- Task statement
Give the listing again exactly as written.

- Data for review
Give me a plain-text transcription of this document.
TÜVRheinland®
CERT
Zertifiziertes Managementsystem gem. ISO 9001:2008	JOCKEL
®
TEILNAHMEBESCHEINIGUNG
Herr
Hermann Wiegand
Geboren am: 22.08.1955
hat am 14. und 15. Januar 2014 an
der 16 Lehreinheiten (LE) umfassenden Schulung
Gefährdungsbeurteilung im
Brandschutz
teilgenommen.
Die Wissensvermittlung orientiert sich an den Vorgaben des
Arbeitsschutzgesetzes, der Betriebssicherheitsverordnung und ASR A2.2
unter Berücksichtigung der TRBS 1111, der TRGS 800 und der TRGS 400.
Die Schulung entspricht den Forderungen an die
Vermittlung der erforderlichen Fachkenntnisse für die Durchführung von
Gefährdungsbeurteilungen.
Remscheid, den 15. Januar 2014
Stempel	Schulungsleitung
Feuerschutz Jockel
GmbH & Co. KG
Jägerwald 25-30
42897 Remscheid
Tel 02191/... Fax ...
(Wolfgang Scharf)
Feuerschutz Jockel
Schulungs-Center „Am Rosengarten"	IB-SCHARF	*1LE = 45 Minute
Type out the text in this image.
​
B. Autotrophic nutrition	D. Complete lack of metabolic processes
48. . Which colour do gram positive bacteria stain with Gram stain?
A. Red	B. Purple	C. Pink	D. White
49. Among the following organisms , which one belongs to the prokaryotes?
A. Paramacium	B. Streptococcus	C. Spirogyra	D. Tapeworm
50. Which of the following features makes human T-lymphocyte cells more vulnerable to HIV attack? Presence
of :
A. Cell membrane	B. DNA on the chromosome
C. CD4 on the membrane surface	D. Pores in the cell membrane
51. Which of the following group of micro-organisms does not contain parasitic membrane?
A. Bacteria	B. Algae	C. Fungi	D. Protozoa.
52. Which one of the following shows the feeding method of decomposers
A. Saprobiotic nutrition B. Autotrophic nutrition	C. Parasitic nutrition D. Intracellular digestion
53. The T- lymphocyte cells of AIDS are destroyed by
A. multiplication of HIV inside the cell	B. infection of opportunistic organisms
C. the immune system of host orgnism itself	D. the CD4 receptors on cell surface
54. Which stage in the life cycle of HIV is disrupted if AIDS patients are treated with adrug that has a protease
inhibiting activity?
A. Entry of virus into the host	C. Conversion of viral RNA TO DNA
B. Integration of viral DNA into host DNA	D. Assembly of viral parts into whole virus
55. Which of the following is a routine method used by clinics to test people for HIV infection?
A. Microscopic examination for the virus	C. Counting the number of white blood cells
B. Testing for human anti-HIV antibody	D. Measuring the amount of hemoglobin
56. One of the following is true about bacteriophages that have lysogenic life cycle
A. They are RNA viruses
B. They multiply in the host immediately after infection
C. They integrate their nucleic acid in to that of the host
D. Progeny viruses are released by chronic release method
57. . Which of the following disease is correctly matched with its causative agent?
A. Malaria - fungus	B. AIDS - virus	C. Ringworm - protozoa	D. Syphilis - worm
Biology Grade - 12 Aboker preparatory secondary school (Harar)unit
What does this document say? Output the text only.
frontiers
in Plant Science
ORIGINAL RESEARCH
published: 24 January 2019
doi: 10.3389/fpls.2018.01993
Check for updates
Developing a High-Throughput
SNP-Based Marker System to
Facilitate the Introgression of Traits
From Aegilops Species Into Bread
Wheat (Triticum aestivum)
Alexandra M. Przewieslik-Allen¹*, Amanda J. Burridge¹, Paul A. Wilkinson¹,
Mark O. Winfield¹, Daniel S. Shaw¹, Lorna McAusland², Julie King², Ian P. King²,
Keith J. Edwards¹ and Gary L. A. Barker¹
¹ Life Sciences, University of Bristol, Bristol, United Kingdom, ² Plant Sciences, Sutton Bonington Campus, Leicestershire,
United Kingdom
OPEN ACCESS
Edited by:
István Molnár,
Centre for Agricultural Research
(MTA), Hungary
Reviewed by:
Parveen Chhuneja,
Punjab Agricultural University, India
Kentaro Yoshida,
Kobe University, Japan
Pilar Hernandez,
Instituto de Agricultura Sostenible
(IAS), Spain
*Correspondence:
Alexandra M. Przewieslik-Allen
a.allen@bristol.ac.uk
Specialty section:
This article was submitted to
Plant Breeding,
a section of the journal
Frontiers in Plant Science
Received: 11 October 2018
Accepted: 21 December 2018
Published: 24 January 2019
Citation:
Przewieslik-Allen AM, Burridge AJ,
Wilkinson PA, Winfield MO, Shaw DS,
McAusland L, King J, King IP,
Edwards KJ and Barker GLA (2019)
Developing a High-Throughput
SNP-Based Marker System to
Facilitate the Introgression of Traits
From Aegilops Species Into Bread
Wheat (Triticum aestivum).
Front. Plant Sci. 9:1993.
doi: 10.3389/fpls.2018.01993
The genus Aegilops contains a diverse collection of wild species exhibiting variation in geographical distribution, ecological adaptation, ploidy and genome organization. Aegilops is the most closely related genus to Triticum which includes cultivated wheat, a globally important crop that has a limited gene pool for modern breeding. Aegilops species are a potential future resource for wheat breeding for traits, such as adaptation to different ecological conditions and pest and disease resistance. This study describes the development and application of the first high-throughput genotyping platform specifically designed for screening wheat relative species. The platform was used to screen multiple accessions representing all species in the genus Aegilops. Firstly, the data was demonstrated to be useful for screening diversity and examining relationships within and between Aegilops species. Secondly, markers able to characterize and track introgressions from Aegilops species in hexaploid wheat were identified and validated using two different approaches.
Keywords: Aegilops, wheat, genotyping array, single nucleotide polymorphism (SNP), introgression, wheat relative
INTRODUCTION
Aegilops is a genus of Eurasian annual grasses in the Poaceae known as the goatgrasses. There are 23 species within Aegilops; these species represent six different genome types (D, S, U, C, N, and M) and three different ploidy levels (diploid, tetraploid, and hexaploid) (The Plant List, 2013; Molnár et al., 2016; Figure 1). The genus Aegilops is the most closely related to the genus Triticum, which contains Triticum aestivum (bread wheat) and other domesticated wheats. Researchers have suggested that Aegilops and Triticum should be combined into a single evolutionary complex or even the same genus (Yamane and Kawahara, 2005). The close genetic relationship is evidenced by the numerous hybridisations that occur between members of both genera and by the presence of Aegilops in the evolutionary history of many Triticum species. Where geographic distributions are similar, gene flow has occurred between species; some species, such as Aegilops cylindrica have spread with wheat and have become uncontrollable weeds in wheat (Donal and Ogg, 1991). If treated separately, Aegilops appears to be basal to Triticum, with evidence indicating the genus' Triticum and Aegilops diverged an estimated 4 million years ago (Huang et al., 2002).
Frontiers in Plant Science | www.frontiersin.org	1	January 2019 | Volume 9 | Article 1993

- Task response
Give me a plain-text transcription of this document.
TÜVRheinland®
CERT
Zertifiziertes Managementsystem gem. ISO 9001:2008	JOCKEL
®
TEILNAHMEBESCHEINIGUNG
Herr
Hermann Wiegand
Geboren am: 22.08.1955
hat am 14. und 15. Januar 2014 an
der 16 Lehreinheiten (LE) umfassenden Schulung
Gefährdungsbeurteilung im
Brandschutz
teilgenommen.
Die Wissensvermittlung orientiert sich an den Vorgaben des
Arbeitsschutzgesetzes, der Betriebssicherheitsverordnung und ASR A2.2
unter Berücksichtigung der TRBS 1111, der TRGS 800 und der TRGS 400.
Die Schulung entspricht den Forderungen an die
Vermittlung der erforderlichen Fachkenntnisse für die Durchführung von
Gefährdungsbeurteilungen.
Remscheid, den 15. Januar 2014
Stempel	Schulungsleitung
Feuerschutz Jockel
GmbH & Co. KG
Jägerwald 25-30
42897 Remscheid
Tel 02191/... Fax ...
(Wolfgang Scharf)
Feuerschutz Jockel
Schulungs-Center „Am Rosengarten"	IB-SCHARF	*1LE = 45 Minute
Type out the text in this image.
​
B. Autotrophic nutrition	D. Complete lack of metabolic processes
48. . Which colour do gram positive bacteria stain with Gram stain?
A. Red	B. Purple	C. Pink	D. White
49. Among the following organisms , which one belongs to the prokaryotes?
A. Paramacium	B. Streptococcus	C. Spirogyra	D. Tapeworm
50. Which of the following features makes human T-lymphocyte cells more vulnerable to HIV attack? Presence
of :
A. Cell membrane	B. DNA on the chromosome
C. CD4 on the membrane surface	D. Pores in the cell membrane
51. Which of the following group of micro-organisms does not contain parasitic membrane?
A. Bacteria	B. Algae	C. Fungi	D. Protozoa.
52. Which one of the following shows the feeding method of decomposers
A. Saprobiotic nutrition B. Autotrophic nutrition	C. Parasitic nutrition D. Intracellular digestion
53. The T- lymphocyte cells of AIDS are destroyed by
A. multiplication of HIV inside the cell	B. infection of opportunistic organisms
C. the immune system of host orgnism itself	D. the CD4 receptors on cell surface
54. Which stage in the life cycle of HIV is disrupted if AIDS patients are treated with adrug that has a protease
inhibiting activity?
A. Entry of virus into the host	C. Conversion of viral RNA TO DNA
B. Integration of viral DNA into host DNA	D. Assembly of viral parts into whole virus
55. Which of the following is a routine method used by clinics to test people for HIV infection?
A. Microscopic examination for the virus	C. Counting the number of white blood cells
B. Testing for human anti-HIV antibody	D. Measuring the amount of hemoglobin
56. One of the following is true about bacteriophages that have lysogenic life cycle
A. They are RNA viruses
B. They multiply in the host immediately after infection
C. They integrate their nucleic acid in to that of the host
D. Progeny viruses are released by chronic release method
57. . Which of the following disease is correctly matched with its causative agent?
A. Malaria - fungus	B. AIDS - virus	C. Ringworm - protozoa	D. Syphilis - worm
Biology Grade - 12 Aboker preparatory secondary school (Harar)unit
What does this document say? Output the text only.
frontiers
in Plant Science
ORIGINAL RESEARCH
published: 24 January 2019
doi: 10.3389/fpls.2018.01993
Check for updates
Developing a High-Throughput
SNP-Based Marker System to
Facilitate the Introgression of Traits
From Aegilops Species Into Bread
Wheat (Triticum aestivum)
Alexandra M. Przewieslik-Allen¹*, Amanda J. Burridge¹, Paul A. Wilkinson¹,
Mark O. Winfield¹, Daniel S. Shaw¹, Lorna McAusland², Julie King², Ian P. King²,
Keith J. Edwards¹ and Gary L. A. Barker¹
¹ Life Sciences, University of Bristol, Bristol, United Kingdom, ² Plant Sciences, Sutton Bonington Campus, Leicestershire,
United Kingdom
OPEN ACCESS
Edited by:
István Molnár,
Centre for Agricultural Research
(MTA), Hungary
Reviewed by:
Parveen Chhuneja,
Punjab Agricultural University, India
Kentaro Yoshida,
Kobe University, Japan
Pilar Hernandez,
Instituto de Agricultura Sostenible
(IAS), Spain
*Correspondence:
Alexandra M. Przewieslik-Allen
a.allen@bristol.ac.uk
Specialty section:
This article was submitted to
Plant Breeding,
a section of the journal
Frontiers in Plant Science
Received: 11 October 2018
Accepted: 21 December 2018
Published: 24 January 2019
Citation:
Przewieslik-Allen AM, Burridge AJ,
Wilkinson PA, Winfield MO, Shaw DS,
McAusland L, King J, King IP,
Edwards KJ and Barker GLA (2019)
Developing a High-Throughput
SNP-Based Marker System to
Facilitate the Introgression of Traits
From Aegilops Species Into Bread
Wheat (Triticum aestivum).
Front. Plant Sci. 9:1993.
doi: 10.3389/fpls.2018.01993
The genus Aegilops contains a diverse collection of wild species exhibiting variation in geographical distribution, ecological adaptation, ploidy and genome organization. Aegilops is the most closely related genus to Triticum which includes cultivated wheat, a globally important crop that has a limited gene pool for modern breeding. Aegilops species are a potential future resource for wheat breeding for traits, such as adaptation to different ecological conditions and pest and disease resistance. This study describes the development and application of the first high-throughput genotyping platform specifically designed for screening wheat relative species. The platform was used to screen multiple accessions representing all species in the genus Aegilops. Firstly, the data was demonstrated to be useful for screening diversity and examining relationships within and between Aegilops species. Secondly, markers able to characterize and track introgressions from Aegilops species in hexaploid wheat were identified and validated using two different approaches.
Keywords: Aegilops, wheat, genotyping array, single nucleotide polymorphism (SNP), introgression, wheat relative
INTRODUCTION
Aegilops is a genus of Eurasian annual grasses in the Poaceae known as the goatgrasses. There are 23 species within Aegilops; these species represent six different genome types (D, S, U, C, N, and M) and three different ploidy levels (diploid, tetraploid, and hexaploid) (The Plant List, 2013; Molnár et al., 2016; Figure 1). The genus Aegilops is the most closely related to the genus Triticum, which contains Triticum aestivum (bread wheat) and other domesticated wheats. Researchers have suggested that Aegilops and Triticum should be combined into a single evolutionary complex or even the same genus (Yamane and Kawahara, 2005). The close genetic relationship is evidenced by the numerous hybridisations that occur between members of both genera and by the presence of Aegilops in the evolutionary history of many Triticum species. Where geographic distributions are similar, gene flow has occurred between species; some species, such as Aegilops cylindrica have spread with wheat and have become uncontrollable weeds in wheat (Donal and Ogg, 1991). If treated separately, Aegilops appears to be basal to Triticum, with evidence indicating the genus' Triticum and Aegilops diverged an estimated 4 million years ago (Huang et al., 2002).
Frontiers in Plant Science | www.frontiersin.org	1	January 2019 | Volume 9 | Article 1993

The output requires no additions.